_Exercise goal:_ Wherever the string "演説の中身が分かんないじゃないですか" appears, copy the whole line.

Collected data
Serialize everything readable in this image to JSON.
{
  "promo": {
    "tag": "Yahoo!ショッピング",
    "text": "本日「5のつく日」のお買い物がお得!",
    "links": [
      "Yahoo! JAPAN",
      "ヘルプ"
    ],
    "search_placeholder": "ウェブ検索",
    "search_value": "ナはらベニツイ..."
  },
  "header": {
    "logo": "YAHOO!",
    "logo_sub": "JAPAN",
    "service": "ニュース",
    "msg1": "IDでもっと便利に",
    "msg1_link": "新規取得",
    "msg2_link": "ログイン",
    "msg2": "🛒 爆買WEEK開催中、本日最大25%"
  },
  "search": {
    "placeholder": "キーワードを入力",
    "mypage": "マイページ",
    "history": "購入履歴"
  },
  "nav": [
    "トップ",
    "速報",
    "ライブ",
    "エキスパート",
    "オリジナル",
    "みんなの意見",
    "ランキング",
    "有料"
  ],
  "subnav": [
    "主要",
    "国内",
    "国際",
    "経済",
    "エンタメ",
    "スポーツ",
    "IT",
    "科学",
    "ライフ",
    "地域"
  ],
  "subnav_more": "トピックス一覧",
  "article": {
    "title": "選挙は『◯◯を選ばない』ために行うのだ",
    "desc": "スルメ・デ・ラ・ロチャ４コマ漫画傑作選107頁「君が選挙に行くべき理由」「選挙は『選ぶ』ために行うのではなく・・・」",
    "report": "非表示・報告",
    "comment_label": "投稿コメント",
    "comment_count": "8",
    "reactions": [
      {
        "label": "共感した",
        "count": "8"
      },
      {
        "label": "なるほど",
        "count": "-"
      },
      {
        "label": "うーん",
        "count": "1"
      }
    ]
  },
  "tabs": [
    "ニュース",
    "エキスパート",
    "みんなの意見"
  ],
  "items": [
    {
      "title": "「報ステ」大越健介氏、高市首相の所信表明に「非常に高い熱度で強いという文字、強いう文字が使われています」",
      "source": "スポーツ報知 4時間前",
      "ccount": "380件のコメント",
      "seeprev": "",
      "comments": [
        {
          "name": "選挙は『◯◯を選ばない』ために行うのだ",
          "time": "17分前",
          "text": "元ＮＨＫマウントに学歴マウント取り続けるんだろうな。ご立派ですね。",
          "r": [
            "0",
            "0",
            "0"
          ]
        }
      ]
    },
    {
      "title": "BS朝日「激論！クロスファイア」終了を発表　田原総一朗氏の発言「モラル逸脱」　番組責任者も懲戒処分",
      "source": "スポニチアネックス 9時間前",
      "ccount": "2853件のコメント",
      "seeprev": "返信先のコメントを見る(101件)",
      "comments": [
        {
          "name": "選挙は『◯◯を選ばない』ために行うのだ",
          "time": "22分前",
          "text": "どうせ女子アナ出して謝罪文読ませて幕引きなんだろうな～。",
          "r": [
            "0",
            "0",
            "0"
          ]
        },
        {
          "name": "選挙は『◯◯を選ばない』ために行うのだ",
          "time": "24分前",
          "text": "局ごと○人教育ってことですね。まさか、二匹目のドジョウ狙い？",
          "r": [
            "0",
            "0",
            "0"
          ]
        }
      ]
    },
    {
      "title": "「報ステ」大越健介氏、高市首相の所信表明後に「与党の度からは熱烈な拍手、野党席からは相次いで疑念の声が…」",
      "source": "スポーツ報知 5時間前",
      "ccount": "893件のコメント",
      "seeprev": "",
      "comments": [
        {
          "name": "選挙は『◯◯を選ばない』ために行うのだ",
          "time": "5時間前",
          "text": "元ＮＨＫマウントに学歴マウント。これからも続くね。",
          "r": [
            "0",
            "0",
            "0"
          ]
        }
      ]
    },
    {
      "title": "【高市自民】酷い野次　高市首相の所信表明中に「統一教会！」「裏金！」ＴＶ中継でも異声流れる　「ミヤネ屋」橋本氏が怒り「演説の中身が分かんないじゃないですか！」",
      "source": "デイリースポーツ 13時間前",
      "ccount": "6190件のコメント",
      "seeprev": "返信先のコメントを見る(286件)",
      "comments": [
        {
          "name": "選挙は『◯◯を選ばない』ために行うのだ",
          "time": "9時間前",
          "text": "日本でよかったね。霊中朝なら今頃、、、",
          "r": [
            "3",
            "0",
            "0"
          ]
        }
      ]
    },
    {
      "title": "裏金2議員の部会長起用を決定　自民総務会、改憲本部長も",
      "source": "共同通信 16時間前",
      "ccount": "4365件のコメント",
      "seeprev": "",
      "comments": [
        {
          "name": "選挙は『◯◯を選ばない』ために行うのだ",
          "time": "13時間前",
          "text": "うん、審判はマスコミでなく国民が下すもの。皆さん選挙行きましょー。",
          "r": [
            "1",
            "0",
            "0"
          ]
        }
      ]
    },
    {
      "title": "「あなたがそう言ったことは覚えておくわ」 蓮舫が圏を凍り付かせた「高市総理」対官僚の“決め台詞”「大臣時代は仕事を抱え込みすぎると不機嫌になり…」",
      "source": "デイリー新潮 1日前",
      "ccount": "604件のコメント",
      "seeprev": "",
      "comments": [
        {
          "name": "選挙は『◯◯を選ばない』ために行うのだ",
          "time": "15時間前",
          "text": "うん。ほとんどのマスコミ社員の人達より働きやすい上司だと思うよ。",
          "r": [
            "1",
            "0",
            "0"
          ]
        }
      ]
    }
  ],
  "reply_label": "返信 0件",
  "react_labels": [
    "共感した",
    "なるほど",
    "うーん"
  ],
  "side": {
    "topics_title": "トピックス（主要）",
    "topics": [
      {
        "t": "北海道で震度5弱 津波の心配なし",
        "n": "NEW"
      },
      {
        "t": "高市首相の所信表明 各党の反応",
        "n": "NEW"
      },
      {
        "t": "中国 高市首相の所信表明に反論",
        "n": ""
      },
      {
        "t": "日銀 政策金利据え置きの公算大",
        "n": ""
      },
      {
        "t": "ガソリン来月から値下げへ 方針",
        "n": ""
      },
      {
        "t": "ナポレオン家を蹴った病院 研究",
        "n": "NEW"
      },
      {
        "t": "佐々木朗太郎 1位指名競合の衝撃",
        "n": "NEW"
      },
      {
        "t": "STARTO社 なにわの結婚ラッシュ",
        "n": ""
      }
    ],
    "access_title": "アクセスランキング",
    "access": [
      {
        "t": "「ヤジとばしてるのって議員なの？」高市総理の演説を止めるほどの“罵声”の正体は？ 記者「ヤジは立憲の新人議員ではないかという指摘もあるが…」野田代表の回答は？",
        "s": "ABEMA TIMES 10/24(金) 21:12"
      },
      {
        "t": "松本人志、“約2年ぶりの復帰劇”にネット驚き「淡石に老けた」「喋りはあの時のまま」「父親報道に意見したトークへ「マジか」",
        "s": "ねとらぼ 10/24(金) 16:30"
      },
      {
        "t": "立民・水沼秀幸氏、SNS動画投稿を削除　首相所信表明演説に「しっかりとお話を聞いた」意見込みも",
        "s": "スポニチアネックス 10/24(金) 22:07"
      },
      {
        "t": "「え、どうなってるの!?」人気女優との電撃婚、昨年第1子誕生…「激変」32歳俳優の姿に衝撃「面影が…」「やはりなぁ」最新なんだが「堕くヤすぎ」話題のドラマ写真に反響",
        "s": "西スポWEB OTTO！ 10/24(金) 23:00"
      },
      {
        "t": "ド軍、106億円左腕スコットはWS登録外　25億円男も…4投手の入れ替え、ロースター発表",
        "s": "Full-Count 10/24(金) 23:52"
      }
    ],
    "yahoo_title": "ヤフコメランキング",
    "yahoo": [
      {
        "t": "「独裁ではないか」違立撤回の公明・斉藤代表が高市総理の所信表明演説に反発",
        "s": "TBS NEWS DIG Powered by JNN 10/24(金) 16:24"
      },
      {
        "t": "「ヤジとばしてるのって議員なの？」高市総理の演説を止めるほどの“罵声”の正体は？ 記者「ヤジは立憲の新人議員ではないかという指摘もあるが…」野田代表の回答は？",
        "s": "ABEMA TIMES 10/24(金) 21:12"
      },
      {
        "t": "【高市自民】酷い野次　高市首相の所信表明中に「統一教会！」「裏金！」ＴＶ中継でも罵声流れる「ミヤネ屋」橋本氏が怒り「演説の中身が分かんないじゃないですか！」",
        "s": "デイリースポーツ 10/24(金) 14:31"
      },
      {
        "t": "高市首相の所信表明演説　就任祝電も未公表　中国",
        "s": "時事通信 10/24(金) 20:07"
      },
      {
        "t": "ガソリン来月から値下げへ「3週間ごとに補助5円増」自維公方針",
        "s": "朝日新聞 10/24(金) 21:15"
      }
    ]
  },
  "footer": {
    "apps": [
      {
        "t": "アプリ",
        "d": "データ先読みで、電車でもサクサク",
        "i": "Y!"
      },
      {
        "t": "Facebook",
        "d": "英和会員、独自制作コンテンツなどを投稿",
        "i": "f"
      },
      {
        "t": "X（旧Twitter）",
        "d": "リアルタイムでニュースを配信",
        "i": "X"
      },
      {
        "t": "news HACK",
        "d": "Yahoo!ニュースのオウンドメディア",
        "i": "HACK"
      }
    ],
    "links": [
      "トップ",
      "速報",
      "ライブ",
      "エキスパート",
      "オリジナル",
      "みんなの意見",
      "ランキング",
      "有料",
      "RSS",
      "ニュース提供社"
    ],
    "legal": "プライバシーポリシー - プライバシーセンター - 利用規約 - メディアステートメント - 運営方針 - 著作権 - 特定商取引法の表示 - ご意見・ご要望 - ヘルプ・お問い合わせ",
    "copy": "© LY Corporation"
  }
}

_Correct output:_
      "title": "【高市自民】酷い野次　高市首相の所信表明中に「統一教会！」「裏金！」ＴＶ中継でも異声流れる　「ミヤネ屋」橋本氏が怒り「演説の中身が分かんないじゃないですか！」",
        "t": "【高市自民】酷い野次　高市首相の所信表明中に「統一教会！」「裏金！」ＴＶ中継でも罵声流れる「ミヤネ屋」橋本氏が怒り「演説の中身が分かんないじゃないですか！」",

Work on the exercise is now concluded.